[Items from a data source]
- - -
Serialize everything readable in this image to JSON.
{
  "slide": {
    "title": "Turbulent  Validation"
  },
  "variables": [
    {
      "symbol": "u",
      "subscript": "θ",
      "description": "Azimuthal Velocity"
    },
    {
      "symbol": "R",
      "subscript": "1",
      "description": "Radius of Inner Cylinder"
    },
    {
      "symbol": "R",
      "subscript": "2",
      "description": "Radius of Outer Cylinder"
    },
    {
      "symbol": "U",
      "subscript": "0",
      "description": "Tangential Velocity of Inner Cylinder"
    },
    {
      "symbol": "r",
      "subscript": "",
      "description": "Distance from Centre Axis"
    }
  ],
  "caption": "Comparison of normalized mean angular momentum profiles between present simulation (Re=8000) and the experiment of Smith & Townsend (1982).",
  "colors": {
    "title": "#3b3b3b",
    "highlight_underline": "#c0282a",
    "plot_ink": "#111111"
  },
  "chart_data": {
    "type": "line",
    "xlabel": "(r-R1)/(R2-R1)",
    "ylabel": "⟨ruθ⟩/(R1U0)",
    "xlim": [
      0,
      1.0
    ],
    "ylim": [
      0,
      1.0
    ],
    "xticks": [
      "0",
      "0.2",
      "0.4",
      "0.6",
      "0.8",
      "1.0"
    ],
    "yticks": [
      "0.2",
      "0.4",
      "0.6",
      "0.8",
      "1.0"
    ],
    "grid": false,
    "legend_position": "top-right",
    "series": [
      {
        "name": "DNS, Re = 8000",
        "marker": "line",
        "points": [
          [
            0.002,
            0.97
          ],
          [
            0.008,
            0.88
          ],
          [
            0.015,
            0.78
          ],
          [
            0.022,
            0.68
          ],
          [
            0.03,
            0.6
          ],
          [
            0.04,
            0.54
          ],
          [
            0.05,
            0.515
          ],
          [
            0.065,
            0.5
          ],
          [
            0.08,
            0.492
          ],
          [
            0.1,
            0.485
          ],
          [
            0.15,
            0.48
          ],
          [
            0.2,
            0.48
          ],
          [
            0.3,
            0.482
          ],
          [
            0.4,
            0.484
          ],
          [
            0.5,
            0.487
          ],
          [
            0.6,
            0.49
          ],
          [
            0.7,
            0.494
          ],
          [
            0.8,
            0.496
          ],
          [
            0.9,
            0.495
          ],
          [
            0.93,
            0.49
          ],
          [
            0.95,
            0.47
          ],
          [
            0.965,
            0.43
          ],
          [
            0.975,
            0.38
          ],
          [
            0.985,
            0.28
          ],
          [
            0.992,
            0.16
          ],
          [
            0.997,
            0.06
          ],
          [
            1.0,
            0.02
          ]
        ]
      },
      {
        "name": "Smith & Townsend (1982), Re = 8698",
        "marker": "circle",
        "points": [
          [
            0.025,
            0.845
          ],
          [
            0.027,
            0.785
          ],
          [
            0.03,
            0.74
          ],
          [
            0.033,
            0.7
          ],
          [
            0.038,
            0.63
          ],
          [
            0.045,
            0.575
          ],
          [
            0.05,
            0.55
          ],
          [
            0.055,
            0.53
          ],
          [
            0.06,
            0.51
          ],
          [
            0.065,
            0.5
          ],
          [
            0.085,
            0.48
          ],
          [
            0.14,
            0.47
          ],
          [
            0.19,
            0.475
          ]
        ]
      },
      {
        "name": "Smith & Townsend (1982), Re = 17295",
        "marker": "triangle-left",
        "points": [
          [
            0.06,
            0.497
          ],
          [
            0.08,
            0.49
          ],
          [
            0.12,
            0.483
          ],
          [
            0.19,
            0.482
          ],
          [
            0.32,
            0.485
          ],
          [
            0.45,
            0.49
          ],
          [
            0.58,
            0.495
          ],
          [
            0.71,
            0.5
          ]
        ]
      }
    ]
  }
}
- - -
#### PROBLEM:
Every entry above needs to be quoted exactly.

#### FINAL ANSWER:
Serialize everything readable in this image to JSON.
{
  "slide": {
    "title": "Turbulent  Validation"
  },
  "variables": [
    {
      "symbol": "u",
      "subscript": "θ",
      "description": "Azimuthal Velocity"
    },
    {
      "symbol": "R",
      "subscript": "1",
      "description": "Radius of Inner Cylinder"
    },
    {
      "symbol": "R",
      "subscript": "2",
      "description": "Radius of Outer Cylinder"
    },
    {
      "symbol": "U",
      "subscript": "0",
      "description": "Tangential Velocity of Inner Cylinder"
    },
    {
      "symbol": "r",
      "subscript": "",
      "description": "Distance from Centre Axis"
    }
  ],
  "caption": "Comparison of normalized mean angular momentum profiles between present simulation (Re=8000) and the experiment of Smith & Townsend (1982).",
  "colors": {
    "title": "#3b3b3b",
    "highlight_underline": "#c0282a",
    "plot_ink": "#111111"
  },
  "chart_data": {
    "type": "line",
    "xlabel": "(r-R1)/(R2-R1)",
    "ylabel": "⟨ruθ⟩/(R1U0)",
    "xlim": [
      0,
      1.0
    ],
    "ylim": [
      0,
      1.0
    ],
    "xticks": [
      "0",
      "0.2",
      "0.4",
      "0.6",
      "0.8",
      "1.0"
    ],
    "yticks": [
      "0.2",
      "0.4",
      "0.6",
      "0.8",
      "1.0"
    ],
    "grid": false,
    "legend_position": "top-right",
    "series": [
      {
        "name": "DNS, Re = 8000",
        "marker": "line",
        "points": [
          [
            0.002,
            0.97
          ],
          [
            0.008,
            0.88
          ],
          [
            0.015,
            0.78
          ],
          [
            0.022,
            0.68
          ],
          [
            0.03,
            0.6
          ],
          [
            0.04,
            0.54
          ],
          [
            0.05,
            0.515
          ],
          [
            0.065,
            0.5
          ],
          [
            0.08,
            0.492
          ],
          [
            0.1,
            0.485
          ],
          [
            0.15,
            0.48
          ],
          [
            0.2,
            0.48
          ],
          [
            0.3,
            0.482
          ],
          [
            0.4,
            0.484
          ],
          [
            0.5,
            0.487
          ],
          [
            0.6,
            0.49
          ],
          [
            0.7,
            0.494
          ],
          [
            0.8,
            0.496
          ],
          [
            0.9,
            0.495
          ],
          [
            0.93,
            0.49
          ],
          [
            0.95,
            0.47
          ],
          [
            0.965,
            0.43
          ],
          [
            0.975,
            0.38
          ],
          [
            0.985,
            0.28
          ],
          [
            0.992,
            0.16
          ],
          [
            0.997,
            0.06
          ],
          [
            1.0,
            0.02
          ]
        ]
      },
      {
        "name": "Smith & Townsend (1982), Re = 8698",
        "marker": "circle",
        "points": [
          [
            0.025,
            0.845
          ],
          [
            0.027,
            0.785
          ],
          [
            0.03,
            0.74
          ],
          [
            0.033,
            0.7
          ],
          [
            0.038,
            0.63
          ],
          [
            0.045,
            0.575
          ],
          [
            0.05,
            0.55
          ],
          [
            0.055,
            0.53
          ],
          [
            0.06,
            0.51
          ],
          [
            0.065,
            0.5
          ],
          [
            0.085,
            0.48
          ],
          [
            0.14,
            0.47
          ],
          [
            0.19,
            0.475
          ]
        ]
      },
      {
        "name": "Smith & Townsend (1982), Re = 17295",
        "marker": "triangle-left",
        "points": [
          [
            0.06,
            0.497
          ],
          [
            0.08,
            0.49
          ],
          [
            0.12,
            0.483
          ],
          [
            0.19,
            0.482
          ],
          [
            0.32,
            0.485
          ],
          [
            0.45,
            0.49
          ],
          [
            0.58,
            0.495
          ],
          [
            0.71,
            0.5
          ]
        ]
      }
    ]
  }
}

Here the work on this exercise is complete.